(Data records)
—————
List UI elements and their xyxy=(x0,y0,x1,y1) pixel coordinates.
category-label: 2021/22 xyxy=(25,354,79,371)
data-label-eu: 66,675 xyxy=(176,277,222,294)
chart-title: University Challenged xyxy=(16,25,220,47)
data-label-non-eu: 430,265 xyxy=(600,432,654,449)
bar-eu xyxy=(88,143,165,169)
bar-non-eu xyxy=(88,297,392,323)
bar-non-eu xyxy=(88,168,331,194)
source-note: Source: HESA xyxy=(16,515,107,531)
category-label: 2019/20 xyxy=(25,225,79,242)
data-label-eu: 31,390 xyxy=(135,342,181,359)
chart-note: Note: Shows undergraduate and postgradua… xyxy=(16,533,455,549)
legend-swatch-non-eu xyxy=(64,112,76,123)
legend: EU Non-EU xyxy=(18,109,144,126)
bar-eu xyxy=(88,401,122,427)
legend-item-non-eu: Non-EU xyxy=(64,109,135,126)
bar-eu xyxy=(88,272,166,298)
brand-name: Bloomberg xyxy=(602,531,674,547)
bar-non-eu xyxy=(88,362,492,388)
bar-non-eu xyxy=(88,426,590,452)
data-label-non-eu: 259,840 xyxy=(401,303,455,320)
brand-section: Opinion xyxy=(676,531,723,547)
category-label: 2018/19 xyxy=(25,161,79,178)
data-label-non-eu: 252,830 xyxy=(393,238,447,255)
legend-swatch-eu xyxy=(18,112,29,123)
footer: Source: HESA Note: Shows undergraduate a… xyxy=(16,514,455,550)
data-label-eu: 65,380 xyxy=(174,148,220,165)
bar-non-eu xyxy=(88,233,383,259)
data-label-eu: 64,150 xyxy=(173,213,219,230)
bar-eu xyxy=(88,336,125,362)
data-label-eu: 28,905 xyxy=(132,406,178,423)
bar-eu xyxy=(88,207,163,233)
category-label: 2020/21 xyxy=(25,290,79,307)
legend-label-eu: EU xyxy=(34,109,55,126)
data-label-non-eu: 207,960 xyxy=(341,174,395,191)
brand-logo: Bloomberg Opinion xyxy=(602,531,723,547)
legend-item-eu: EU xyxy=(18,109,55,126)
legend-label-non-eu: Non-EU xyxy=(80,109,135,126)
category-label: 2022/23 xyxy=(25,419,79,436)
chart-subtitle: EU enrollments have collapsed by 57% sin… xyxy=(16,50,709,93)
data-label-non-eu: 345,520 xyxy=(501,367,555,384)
—————
- _Exercise requirements_:
Please repeat the part of the items that opens with the very first line and closes with the line containing "category-label: 2019/20 xyxy=(25,225,79,242)", keeping every line unchanged.

- _Finished answer_:
List UI elements and their xyxy=(x0,y0,x1,y1) pixel coordinates.
category-label: 2021/22 xyxy=(25,354,79,371)
data-label-eu: 66,675 xyxy=(176,277,222,294)
chart-title: University Challenged xyxy=(16,25,220,47)
data-label-non-eu: 430,265 xyxy=(600,432,654,449)
bar-eu xyxy=(88,143,165,169)
bar-non-eu xyxy=(88,297,392,323)
bar-non-eu xyxy=(88,168,331,194)
source-note: Source: HESA xyxy=(16,515,107,531)
category-label: 2019/20 xyxy=(25,225,79,242)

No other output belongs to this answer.